■ **Exercise directions**: Where a line contains the string "Counts", copy that line.

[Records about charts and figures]

## BEGIN

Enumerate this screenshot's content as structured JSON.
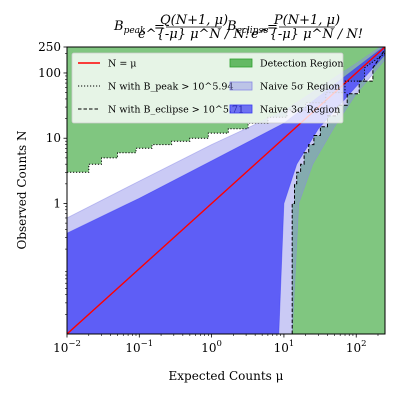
{
  "chart_data": {
    "type": "area",
    "title_left": "B",
    "title_left_sub": "peak",
    "title_left_num": "Q(N+1, μ)",
    "title_left_den": "e^{-μ} μ^N / N!",
    "title_right": "B",
    "title_right_sub": "eclipse",
    "title_right_num": "P(N+1, μ)",
    "title_right_den": "e^{-μ} μ^N / N!",
    "xlabel": "Expected Counts μ",
    "ylabel": "Observed Counts N",
    "x_scale": "log",
    "y_scale": "log",
    "xlim": [
      0.01,
      250
    ],
    "ylim": [
      0.01,
      250
    ],
    "x_ticks": [
      {
        "value": 0.01,
        "label": "10",
        "exp": "−2"
      },
      {
        "value": 0.1,
        "label": "10",
        "exp": "−1"
      },
      {
        "value": 1,
        "label": "10",
        "exp": "0"
      },
      {
        "value": 10,
        "label": "10",
        "exp": "1"
      },
      {
        "value": 100,
        "label": "10",
        "exp": "2"
      }
    ],
    "y_ticks": [
      {
        "value": 1,
        "label": "1"
      },
      {
        "value": 10,
        "label": "10"
      },
      {
        "value": 100,
        "label": "100"
      },
      {
        "value": 250,
        "label": "250"
      }
    ],
    "legend": [
      {
        "label": "N = μ",
        "style": "line",
        "color": "#ff0000"
      },
      {
        "label": "N with B_peak > 10^5.94",
        "style": "dotted",
        "color": "#000000"
      },
      {
        "label": "N with B_eclipse > 10^5.71",
        "style": "dashed",
        "color": "#000000"
      },
      {
        "label": "Detection Region",
        "style": "patch",
        "color": "#2ca02c"
      },
      {
        "label": "Naive 5σ Region",
        "style": "patch",
        "color": "#8a8ae8"
      },
      {
        "label": "Naive 3σ Region",
        "style": "patch",
        "color": "#3a3af5"
      }
    ],
    "legend_placement": "top-left",
    "series": [
      {
        "name": "N = μ",
        "x": [
          0.01,
          250
        ],
        "y": [
          0.01,
          250
        ]
      },
      {
        "name": "N with B_peak > 10^5.94",
        "x": [
          0.01,
          0.02,
          0.02,
          0.03,
          0.03,
          0.05,
          0.05,
          0.09,
          0.09,
          0.15,
          0.15,
          0.28,
          0.28,
          0.5,
          0.5,
          0.9,
          0.9,
          1.7,
          1.7,
          3.2,
          3.2,
          6,
          6,
          11,
          11,
          20,
          20,
          38,
          38,
          70,
          70,
          130,
          130,
          250
        ],
        "y": [
          3,
          3,
          4,
          4,
          5,
          5,
          6,
          6,
          7,
          7,
          8,
          8,
          9,
          9,
          10,
          10,
          12,
          12,
          14,
          14,
          17,
          17,
          21,
          21,
          27,
          27,
          35,
          35,
          50,
          50,
          75,
          75,
          120,
          200
        ]
      },
      {
        "name": "N with B_eclipse > 10^5.71",
        "x": [
          13,
          13,
          14,
          14,
          15,
          15,
          17,
          17,
          19,
          19,
          22,
          22,
          26,
          26,
          32,
          32,
          40,
          40,
          55,
          55,
          75,
          75,
          110,
          110,
          170,
          170,
          250
        ],
        "y": [
          0.01,
          1,
          1,
          2,
          2,
          3,
          3,
          4,
          4,
          6,
          6,
          8,
          8,
          11,
          11,
          15,
          15,
          22,
          22,
          32,
          32,
          48,
          48,
          75,
          75,
          120,
          230
        ]
      }
    ],
    "regions": {
      "naive_5sigma_upper": {
        "x": [
          0.01,
          0.1,
          1,
          10,
          100,
          250
        ],
        "y": [
          0.6,
          2.2,
          8,
          26,
          140,
          280
        ]
      },
      "naive_5sigma_lower": {
        "x": [
          13,
          16,
          25,
          50,
          100,
          250
        ],
        "y": [
          0.01,
          1,
          4,
          15,
          48,
          160
        ]
      },
      "naive_3sigma_upper": {
        "x": [
          0.01,
          0.1,
          1,
          10,
          100,
          250
        ],
        "y": [
          0.35,
          1.2,
          4.5,
          17,
          120,
          260
        ]
      },
      "naive_3sigma_lower": {
        "x": [
          8.5,
          10,
          15,
          30,
          100,
          250
        ],
        "y": [
          0.01,
          1,
          4,
          14,
          62,
          190
        ]
      }
    }
  }
}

## END

■ **Worked solution**:
    "xlabel": "Expected Counts μ",
    "ylabel": "Observed Counts N",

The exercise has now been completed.